:: Material provided

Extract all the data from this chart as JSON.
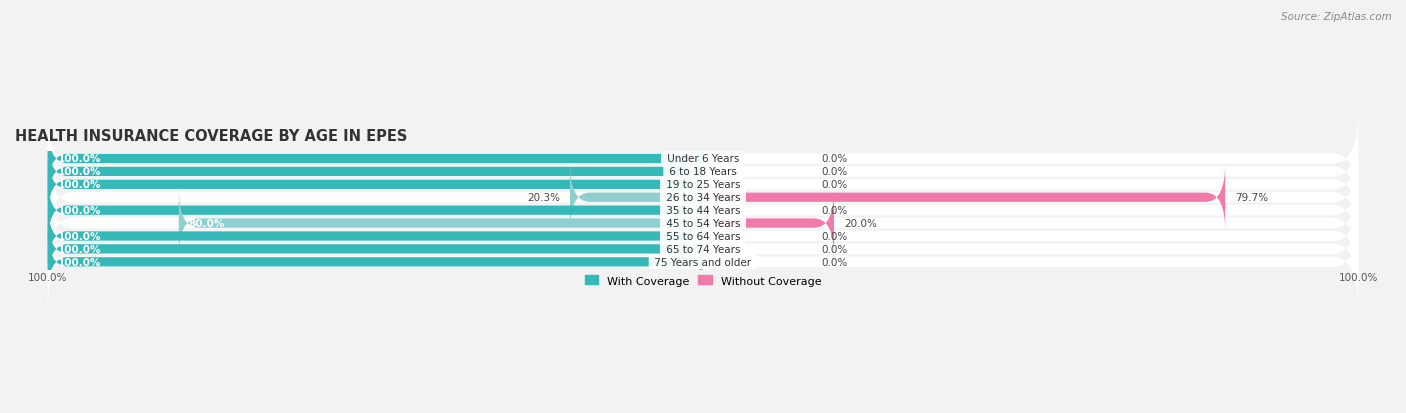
{
  "title": "HEALTH INSURANCE COVERAGE BY AGE IN EPES",
  "source": "Source: ZipAtlas.com",
  "categories": [
    "Under 6 Years",
    "6 to 18 Years",
    "19 to 25 Years",
    "26 to 34 Years",
    "35 to 44 Years",
    "45 to 54 Years",
    "55 to 64 Years",
    "65 to 74 Years",
    "75 Years and older"
  ],
  "with_coverage": [
    100.0,
    100.0,
    100.0,
    20.3,
    100.0,
    80.0,
    100.0,
    100.0,
    100.0
  ],
  "without_coverage": [
    0.0,
    0.0,
    0.0,
    79.7,
    0.0,
    20.0,
    0.0,
    0.0,
    0.0
  ],
  "color_with": "#35b8b8",
  "color_without": "#f07aaa",
  "color_with_light": "#8ecfcf",
  "bg_color": "#f2f2f2",
  "bar_row_bg": "#ffffff",
  "title_fontsize": 10.5,
  "source_fontsize": 7.5,
  "label_fontsize": 7.5,
  "bar_label_fontsize": 7.5,
  "total_range": 100
}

::::

» Exercise aim:
Extract every line of the data exactly; pictures stay out.

» Result for this exercise:
Extract all the data from this chart as JSON.
{
  "title": "HEALTH INSURANCE COVERAGE BY AGE IN EPES",
  "source": "Source: ZipAtlas.com",
  "categories": [
    "Under 6 Years",
    "6 to 18 Years",
    "19 to 25 Years",
    "26 to 34 Years",
    "35 to 44 Years",
    "45 to 54 Years",
    "55 to 64 Years",
    "65 to 74 Years",
    "75 Years and older"
  ],
  "with_coverage": [
    100.0,
    100.0,
    100.0,
    20.3,
    100.0,
    80.0,
    100.0,
    100.0,
    100.0
  ],
  "without_coverage": [
    0.0,
    0.0,
    0.0,
    79.7,
    0.0,
    20.0,
    0.0,
    0.0,
    0.0
  ],
  "color_with": "#35b8b8",
  "color_without": "#f07aaa",
  "color_with_light": "#8ecfcf",
  "bg_color": "#f2f2f2",
  "bar_row_bg": "#ffffff",
  "title_fontsize": 10.5,
  "source_fontsize": 7.5,
  "label_fontsize": 7.5,
  "bar_label_fontsize": 7.5,
  "total_range": 100
}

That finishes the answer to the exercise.